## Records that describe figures
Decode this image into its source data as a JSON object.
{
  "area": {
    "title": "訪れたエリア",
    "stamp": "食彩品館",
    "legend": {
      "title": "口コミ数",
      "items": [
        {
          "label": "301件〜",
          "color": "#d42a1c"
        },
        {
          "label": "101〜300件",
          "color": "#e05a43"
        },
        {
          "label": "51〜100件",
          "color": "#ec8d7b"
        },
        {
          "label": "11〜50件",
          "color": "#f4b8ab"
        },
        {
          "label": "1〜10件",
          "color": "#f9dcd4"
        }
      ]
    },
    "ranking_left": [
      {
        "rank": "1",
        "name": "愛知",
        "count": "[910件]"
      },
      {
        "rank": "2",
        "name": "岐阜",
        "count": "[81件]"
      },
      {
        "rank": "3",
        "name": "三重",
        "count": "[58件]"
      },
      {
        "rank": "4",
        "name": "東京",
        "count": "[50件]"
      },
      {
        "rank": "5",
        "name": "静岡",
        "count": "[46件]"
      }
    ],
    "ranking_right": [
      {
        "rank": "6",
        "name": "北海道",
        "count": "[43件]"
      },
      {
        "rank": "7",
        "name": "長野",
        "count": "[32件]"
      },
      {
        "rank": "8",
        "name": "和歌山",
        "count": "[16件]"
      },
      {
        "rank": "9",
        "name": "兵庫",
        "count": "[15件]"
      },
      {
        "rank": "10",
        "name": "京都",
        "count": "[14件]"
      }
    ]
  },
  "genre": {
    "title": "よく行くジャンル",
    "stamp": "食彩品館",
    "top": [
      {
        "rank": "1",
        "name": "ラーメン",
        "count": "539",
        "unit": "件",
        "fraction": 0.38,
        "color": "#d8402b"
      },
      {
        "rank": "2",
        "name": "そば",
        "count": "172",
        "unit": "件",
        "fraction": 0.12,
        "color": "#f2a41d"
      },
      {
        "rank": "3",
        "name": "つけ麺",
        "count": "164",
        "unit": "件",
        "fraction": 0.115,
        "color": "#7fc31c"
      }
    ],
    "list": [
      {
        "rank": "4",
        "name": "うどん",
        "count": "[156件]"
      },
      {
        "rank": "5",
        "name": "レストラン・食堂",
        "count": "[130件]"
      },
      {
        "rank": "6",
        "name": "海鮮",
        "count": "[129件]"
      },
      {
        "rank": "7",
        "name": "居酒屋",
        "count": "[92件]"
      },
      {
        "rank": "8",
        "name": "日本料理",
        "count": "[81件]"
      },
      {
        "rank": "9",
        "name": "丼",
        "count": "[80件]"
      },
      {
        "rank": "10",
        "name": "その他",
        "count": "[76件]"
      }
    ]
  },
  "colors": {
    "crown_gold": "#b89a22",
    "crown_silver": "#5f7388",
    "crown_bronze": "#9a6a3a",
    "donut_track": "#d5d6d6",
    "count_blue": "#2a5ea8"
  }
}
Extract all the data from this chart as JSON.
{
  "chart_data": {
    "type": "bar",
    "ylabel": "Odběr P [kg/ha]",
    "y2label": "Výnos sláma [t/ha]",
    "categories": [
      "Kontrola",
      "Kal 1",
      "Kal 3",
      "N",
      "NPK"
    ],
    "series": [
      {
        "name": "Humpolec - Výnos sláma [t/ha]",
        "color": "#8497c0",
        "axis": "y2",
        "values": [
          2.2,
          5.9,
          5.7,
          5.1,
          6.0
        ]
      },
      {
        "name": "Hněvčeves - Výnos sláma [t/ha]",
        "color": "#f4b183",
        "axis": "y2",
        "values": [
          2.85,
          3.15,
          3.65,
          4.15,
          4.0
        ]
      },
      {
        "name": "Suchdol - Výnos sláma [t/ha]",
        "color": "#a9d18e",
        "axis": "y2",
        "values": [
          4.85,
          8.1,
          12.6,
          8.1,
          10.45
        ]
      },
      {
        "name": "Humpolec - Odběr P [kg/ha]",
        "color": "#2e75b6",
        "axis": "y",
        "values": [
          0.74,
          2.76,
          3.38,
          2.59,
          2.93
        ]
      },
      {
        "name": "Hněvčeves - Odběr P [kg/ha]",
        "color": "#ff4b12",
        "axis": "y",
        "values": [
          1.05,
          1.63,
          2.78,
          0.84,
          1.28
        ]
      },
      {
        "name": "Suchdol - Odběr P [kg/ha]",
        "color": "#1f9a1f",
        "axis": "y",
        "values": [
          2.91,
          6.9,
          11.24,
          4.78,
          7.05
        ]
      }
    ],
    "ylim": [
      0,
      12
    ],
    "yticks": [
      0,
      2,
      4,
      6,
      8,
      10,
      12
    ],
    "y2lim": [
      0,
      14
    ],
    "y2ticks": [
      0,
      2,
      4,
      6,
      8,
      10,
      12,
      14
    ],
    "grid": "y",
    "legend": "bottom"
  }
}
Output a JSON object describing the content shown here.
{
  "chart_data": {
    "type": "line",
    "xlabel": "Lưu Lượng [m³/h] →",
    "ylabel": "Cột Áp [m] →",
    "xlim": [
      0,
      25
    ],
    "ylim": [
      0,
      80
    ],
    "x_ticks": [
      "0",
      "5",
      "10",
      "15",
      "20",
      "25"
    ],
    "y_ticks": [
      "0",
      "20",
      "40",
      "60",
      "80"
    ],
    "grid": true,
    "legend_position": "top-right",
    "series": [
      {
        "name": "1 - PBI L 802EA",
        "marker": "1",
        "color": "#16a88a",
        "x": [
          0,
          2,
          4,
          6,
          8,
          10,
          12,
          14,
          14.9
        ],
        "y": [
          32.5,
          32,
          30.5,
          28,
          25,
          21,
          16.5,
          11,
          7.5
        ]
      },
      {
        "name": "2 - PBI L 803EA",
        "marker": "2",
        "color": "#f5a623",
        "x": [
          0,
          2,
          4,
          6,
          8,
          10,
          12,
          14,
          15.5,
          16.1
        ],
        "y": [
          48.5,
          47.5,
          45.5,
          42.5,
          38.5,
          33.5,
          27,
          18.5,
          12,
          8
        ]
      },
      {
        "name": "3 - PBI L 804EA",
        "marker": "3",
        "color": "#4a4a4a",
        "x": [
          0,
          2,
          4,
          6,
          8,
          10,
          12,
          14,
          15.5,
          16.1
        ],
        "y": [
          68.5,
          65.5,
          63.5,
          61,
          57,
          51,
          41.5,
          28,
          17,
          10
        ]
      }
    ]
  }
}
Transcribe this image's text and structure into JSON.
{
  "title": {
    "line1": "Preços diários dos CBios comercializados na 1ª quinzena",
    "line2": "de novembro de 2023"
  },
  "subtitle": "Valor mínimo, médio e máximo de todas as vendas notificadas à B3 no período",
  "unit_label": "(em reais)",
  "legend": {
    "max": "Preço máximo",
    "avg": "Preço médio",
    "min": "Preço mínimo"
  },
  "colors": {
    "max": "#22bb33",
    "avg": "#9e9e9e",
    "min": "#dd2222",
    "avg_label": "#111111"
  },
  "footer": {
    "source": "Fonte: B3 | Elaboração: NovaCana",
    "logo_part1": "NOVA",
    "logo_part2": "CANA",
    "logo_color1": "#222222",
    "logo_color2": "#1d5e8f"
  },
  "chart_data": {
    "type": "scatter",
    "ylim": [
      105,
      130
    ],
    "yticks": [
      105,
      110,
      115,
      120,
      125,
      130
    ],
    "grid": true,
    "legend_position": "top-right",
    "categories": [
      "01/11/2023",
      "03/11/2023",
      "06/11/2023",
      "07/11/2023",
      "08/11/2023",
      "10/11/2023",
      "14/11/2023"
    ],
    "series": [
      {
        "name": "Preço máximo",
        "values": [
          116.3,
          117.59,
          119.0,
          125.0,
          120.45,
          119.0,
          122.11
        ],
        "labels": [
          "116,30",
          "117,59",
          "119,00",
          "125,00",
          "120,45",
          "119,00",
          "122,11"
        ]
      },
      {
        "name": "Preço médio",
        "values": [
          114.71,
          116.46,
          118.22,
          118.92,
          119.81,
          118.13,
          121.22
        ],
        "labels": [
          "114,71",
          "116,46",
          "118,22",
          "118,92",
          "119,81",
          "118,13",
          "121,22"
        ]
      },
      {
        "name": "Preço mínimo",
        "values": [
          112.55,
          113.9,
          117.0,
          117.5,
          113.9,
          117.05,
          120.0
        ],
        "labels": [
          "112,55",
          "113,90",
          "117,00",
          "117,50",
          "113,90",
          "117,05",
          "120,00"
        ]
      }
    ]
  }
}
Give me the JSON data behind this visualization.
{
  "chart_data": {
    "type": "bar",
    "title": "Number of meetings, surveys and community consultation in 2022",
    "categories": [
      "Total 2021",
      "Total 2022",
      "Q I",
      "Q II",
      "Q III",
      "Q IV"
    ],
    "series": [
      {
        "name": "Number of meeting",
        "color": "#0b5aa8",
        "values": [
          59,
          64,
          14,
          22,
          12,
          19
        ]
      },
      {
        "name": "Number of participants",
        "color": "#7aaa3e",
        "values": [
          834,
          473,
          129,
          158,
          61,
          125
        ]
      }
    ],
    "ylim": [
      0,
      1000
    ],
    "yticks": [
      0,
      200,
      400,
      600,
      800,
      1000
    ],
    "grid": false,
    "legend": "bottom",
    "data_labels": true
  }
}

## Aim of the exercise
Starting at the line that contains "Give me the", print every line through the end of the listing, word for word. Leave out all the rest.

## Task solution
Give me the JSON data behind this visualization.
{
  "chart_data": {
    "type": "bar",
    "title": "Number of meetings, surveys and community consultation in 2022",
    "categories": [
      "Total 2021",
      "Total 2022",
      "Q I",
      "Q II",
      "Q III",
      "Q IV"
    ],
    "series": [
      {
        "name": "Number of meeting",
        "color": "#0b5aa8",
        "values": [
          59,
          64,
          14,
          22,
          12,
          19
        ]
      },
      {
        "name": "Number of participants",
        "color": "#7aaa3e",
        "values": [
          834,
          473,
          129,
          158,
          61,
          125
        ]
      }
    ],
    "ylim": [
      0,
      1000
    ],
    "yticks": [
      0,
      200,
      400,
      600,
      800,
      1000
    ],
    "grid": false,
    "legend": "bottom",
    "data_labels": true
  }
}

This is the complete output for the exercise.